[Dataset excerpts]
---*---
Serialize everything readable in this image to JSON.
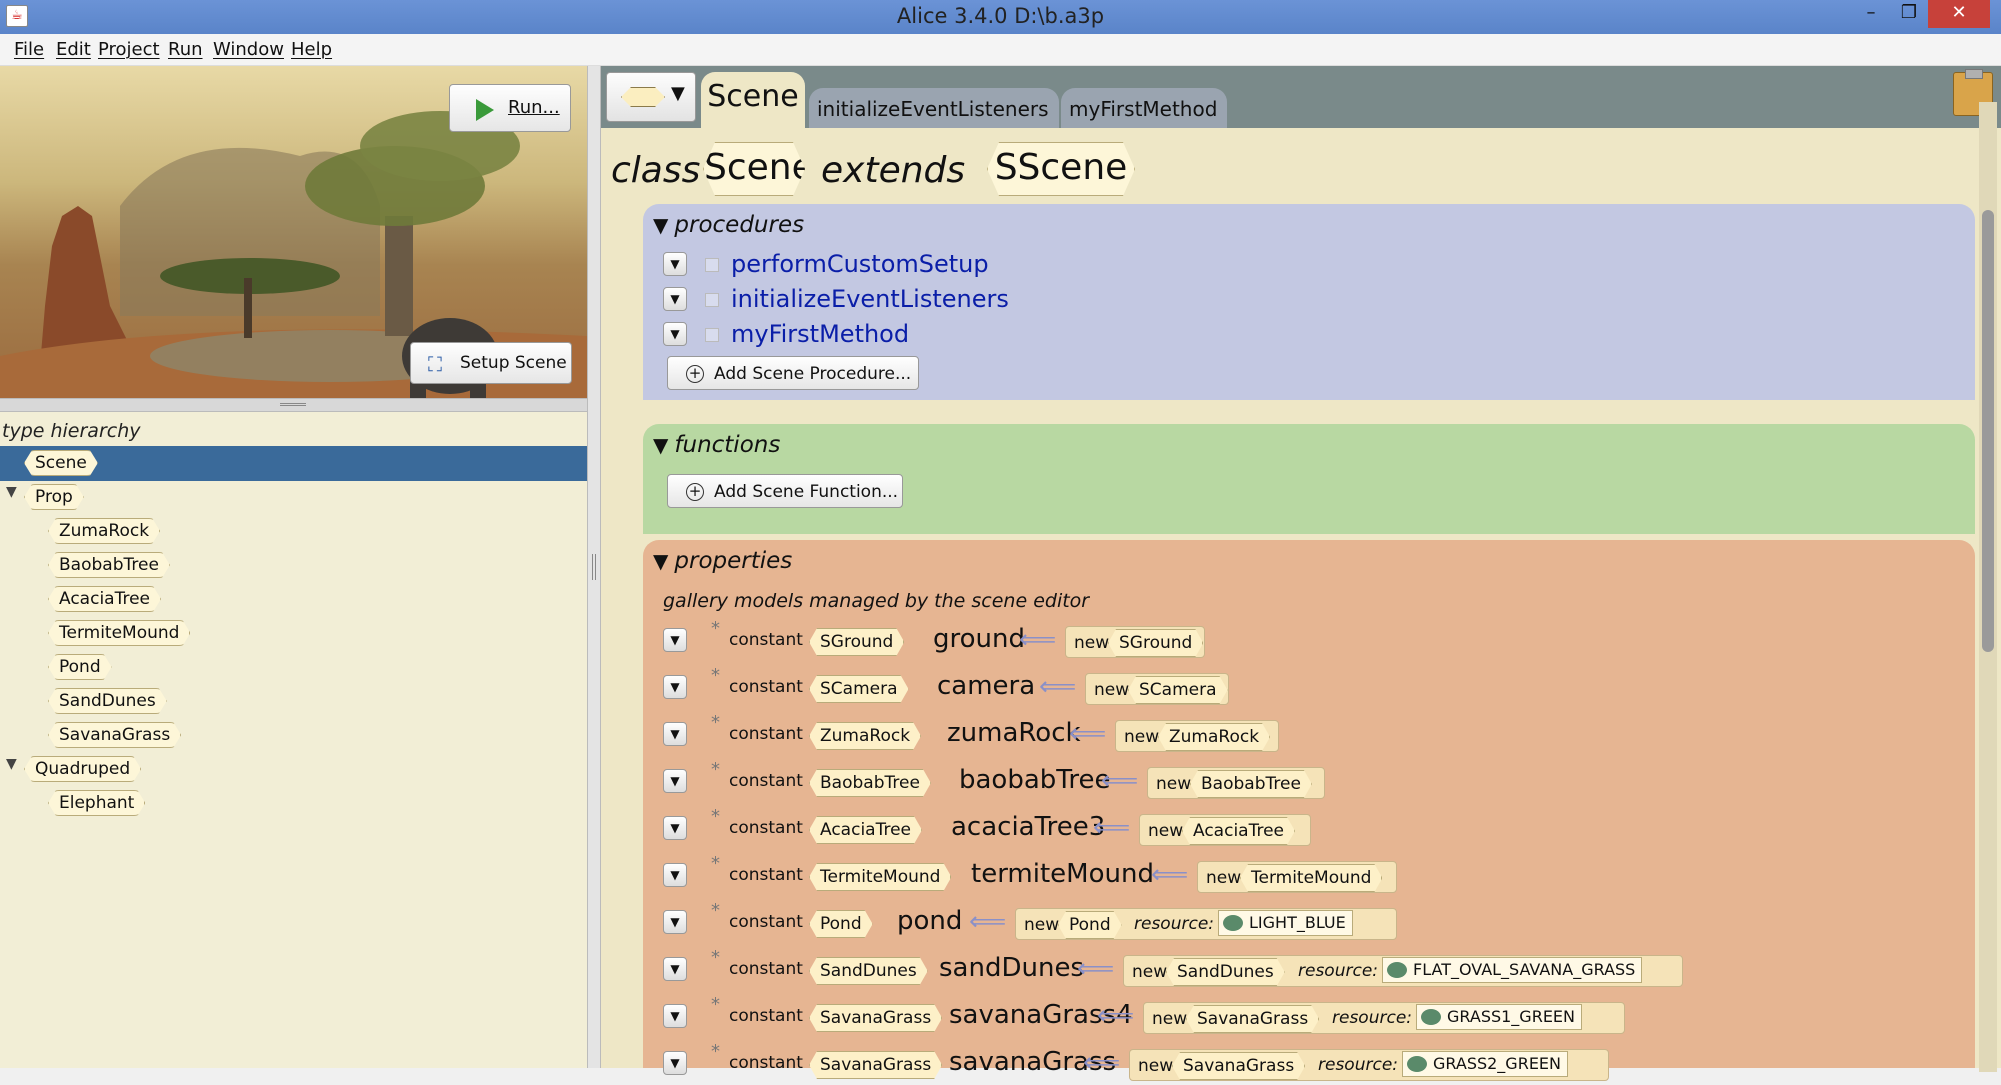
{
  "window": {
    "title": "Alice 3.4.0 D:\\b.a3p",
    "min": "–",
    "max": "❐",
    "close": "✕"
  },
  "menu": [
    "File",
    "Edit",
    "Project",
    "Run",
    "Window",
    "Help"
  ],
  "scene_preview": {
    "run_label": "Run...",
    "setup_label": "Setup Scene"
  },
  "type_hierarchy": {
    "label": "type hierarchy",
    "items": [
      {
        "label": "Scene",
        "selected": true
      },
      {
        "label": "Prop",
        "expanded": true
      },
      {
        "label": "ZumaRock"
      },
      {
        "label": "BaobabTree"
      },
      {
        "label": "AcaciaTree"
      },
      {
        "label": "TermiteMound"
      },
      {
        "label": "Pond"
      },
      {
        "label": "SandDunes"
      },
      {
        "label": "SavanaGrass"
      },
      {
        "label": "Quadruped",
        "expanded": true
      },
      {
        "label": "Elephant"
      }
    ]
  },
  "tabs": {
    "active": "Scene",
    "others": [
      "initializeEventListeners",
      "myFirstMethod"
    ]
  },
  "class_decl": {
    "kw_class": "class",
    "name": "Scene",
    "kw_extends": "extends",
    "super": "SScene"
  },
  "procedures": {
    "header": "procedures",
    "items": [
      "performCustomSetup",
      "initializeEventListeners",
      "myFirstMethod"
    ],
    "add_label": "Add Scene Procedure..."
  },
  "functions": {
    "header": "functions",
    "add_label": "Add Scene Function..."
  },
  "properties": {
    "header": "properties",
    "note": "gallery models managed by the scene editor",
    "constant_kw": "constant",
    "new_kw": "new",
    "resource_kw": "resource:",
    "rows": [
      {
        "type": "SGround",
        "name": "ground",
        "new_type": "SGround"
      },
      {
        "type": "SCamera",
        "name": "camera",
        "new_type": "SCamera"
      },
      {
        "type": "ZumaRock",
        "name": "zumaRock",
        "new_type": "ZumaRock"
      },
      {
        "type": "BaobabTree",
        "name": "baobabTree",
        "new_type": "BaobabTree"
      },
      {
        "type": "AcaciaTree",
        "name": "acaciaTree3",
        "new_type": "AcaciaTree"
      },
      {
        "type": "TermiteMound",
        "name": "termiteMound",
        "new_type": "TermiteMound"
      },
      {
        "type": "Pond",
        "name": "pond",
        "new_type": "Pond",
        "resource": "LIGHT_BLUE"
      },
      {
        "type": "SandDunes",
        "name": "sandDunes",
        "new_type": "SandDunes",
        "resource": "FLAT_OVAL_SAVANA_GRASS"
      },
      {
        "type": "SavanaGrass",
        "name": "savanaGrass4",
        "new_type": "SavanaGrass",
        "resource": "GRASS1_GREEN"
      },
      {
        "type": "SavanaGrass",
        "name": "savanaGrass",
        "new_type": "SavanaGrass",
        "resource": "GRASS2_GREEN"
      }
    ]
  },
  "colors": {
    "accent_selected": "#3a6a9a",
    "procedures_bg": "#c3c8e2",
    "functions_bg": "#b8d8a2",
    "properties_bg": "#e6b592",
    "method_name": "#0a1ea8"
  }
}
---*---
- _Exercise objective_: Transcribe the material exactly, and leave out whatever pictures it holds.

- _The completed task_:
Serialize everything readable in this image to JSON.
{
  "window": {
    "title": "Alice 3.4.0 D:\\b.a3p",
    "min": "–",
    "max": "❐",
    "close": "✕"
  },
  "menu": [
    "File",
    "Edit",
    "Project",
    "Run",
    "Window",
    "Help"
  ],
  "scene_preview": {
    "run_label": "Run...",
    "setup_label": "Setup Scene"
  },
  "type_hierarchy": {
    "label": "type hierarchy",
    "items": [
      {
        "label": "Scene",
        "selected": true
      },
      {
        "label": "Prop",
        "expanded": true
      },
      {
        "label": "ZumaRock"
      },
      {
        "label": "BaobabTree"
      },
      {
        "label": "AcaciaTree"
      },
      {
        "label": "TermiteMound"
      },
      {
        "label": "Pond"
      },
      {
        "label": "SandDunes"
      },
      {
        "label": "SavanaGrass"
      },
      {
        "label": "Quadruped",
        "expanded": true
      },
      {
        "label": "Elephant"
      }
    ]
  },
  "tabs": {
    "active": "Scene",
    "others": [
      "initializeEventListeners",
      "myFirstMethod"
    ]
  },
  "class_decl": {
    "kw_class": "class",
    "name": "Scene",
    "kw_extends": "extends",
    "super": "SScene"
  },
  "procedures": {
    "header": "procedures",
    "items": [
      "performCustomSetup",
      "initializeEventListeners",
      "myFirstMethod"
    ],
    "add_label": "Add Scene Procedure..."
  },
  "functions": {
    "header": "functions",
    "add_label": "Add Scene Function..."
  },
  "properties": {
    "header": "properties",
    "note": "gallery models managed by the scene editor",
    "constant_kw": "constant",
    "new_kw": "new",
    "resource_kw": "resource:",
    "rows": [
      {
        "type": "SGround",
        "name": "ground",
        "new_type": "SGround"
      },
      {
        "type": "SCamera",
        "name": "camera",
        "new_type": "SCamera"
      },
      {
        "type": "ZumaRock",
        "name": "zumaRock",
        "new_type": "ZumaRock"
      },
      {
        "type": "BaobabTree",
        "name": "baobabTree",
        "new_type": "BaobabTree"
      },
      {
        "type": "AcaciaTree",
        "name": "acaciaTree3",
        "new_type": "AcaciaTree"
      },
      {
        "type": "TermiteMound",
        "name": "termiteMound",
        "new_type": "TermiteMound"
      },
      {
        "type": "Pond",
        "name": "pond",
        "new_type": "Pond",
        "resource": "LIGHT_BLUE"
      },
      {
        "type": "SandDunes",
        "name": "sandDunes",
        "new_type": "SandDunes",
        "resource": "FLAT_OVAL_SAVANA_GRASS"
      },
      {
        "type": "SavanaGrass",
        "name": "savanaGrass4",
        "new_type": "SavanaGrass",
        "resource": "GRASS1_GREEN"
      },
      {
        "type": "SavanaGrass",
        "name": "savanaGrass",
        "new_type": "SavanaGrass",
        "resource": "GRASS2_GREEN"
      }
    ]
  },
  "colors": {
    "accent_selected": "#3a6a9a",
    "procedures_bg": "#c3c8e2",
    "functions_bg": "#b8d8a2",
    "properties_bg": "#e6b592",
    "method_name": "#0a1ea8"
  }
}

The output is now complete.